>> BEGIN INPUT FOR THIS TASK

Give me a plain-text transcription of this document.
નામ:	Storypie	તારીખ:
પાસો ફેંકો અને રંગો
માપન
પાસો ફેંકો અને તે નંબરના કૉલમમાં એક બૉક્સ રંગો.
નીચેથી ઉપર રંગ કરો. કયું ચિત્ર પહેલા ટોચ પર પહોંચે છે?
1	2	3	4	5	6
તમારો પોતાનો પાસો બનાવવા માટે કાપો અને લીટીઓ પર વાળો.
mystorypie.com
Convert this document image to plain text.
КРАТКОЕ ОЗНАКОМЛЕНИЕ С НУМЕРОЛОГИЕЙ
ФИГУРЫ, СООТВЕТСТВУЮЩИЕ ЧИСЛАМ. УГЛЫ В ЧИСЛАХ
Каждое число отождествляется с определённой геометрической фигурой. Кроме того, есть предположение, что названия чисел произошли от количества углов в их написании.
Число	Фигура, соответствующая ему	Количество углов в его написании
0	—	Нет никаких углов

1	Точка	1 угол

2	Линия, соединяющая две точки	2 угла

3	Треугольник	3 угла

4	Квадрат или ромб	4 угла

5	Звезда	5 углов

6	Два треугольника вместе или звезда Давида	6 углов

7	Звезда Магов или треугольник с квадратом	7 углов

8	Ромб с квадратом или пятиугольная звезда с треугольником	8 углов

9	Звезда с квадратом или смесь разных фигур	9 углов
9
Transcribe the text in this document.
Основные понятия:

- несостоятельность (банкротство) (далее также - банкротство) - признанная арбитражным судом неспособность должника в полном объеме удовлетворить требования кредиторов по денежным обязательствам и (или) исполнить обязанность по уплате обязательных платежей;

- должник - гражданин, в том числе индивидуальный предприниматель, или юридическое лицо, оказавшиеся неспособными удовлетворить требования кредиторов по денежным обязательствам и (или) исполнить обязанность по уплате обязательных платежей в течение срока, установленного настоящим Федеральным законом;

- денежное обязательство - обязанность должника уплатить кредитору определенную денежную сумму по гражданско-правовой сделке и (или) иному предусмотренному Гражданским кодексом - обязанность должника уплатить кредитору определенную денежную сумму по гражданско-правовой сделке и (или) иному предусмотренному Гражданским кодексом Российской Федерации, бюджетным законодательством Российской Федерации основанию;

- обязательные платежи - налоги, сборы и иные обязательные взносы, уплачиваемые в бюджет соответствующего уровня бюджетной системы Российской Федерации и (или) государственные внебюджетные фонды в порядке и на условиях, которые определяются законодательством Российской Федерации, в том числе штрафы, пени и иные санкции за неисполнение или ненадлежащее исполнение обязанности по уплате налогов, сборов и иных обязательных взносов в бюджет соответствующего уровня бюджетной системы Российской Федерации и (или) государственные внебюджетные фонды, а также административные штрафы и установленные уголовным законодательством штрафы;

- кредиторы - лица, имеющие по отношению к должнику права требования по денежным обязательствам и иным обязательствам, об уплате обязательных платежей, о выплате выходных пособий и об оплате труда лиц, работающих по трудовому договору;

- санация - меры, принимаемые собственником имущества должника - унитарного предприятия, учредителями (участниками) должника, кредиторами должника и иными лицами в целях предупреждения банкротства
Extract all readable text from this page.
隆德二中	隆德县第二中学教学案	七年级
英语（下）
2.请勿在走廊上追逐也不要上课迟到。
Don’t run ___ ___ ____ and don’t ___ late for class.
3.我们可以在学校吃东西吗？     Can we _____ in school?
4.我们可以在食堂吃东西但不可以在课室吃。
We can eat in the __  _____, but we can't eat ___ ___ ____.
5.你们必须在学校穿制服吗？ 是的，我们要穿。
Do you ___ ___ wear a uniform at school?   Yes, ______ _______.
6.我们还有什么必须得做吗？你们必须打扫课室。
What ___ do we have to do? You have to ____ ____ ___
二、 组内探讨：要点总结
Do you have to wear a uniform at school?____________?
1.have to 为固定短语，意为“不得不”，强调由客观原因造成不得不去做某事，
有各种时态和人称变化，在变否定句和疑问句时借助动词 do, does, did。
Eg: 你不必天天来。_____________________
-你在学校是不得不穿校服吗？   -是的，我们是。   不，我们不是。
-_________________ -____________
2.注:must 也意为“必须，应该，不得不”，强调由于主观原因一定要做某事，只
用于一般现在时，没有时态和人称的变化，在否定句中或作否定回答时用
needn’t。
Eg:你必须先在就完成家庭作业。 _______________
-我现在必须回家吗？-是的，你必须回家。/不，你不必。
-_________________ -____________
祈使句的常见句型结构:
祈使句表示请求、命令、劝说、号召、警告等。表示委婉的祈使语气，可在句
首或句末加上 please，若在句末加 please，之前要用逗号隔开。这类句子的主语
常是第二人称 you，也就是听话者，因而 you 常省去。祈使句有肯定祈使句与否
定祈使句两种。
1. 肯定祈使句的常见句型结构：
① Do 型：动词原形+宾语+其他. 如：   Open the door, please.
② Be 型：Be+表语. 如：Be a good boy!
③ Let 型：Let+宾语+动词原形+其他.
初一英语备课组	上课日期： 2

>> END INPUT FOR THIS TASK

◆ **EXERCISE AIM**
Provide the number of lines in these entries that hold the word "document", without any accompanying text.

◆ **ANSWER TO THE EXERCISE**
3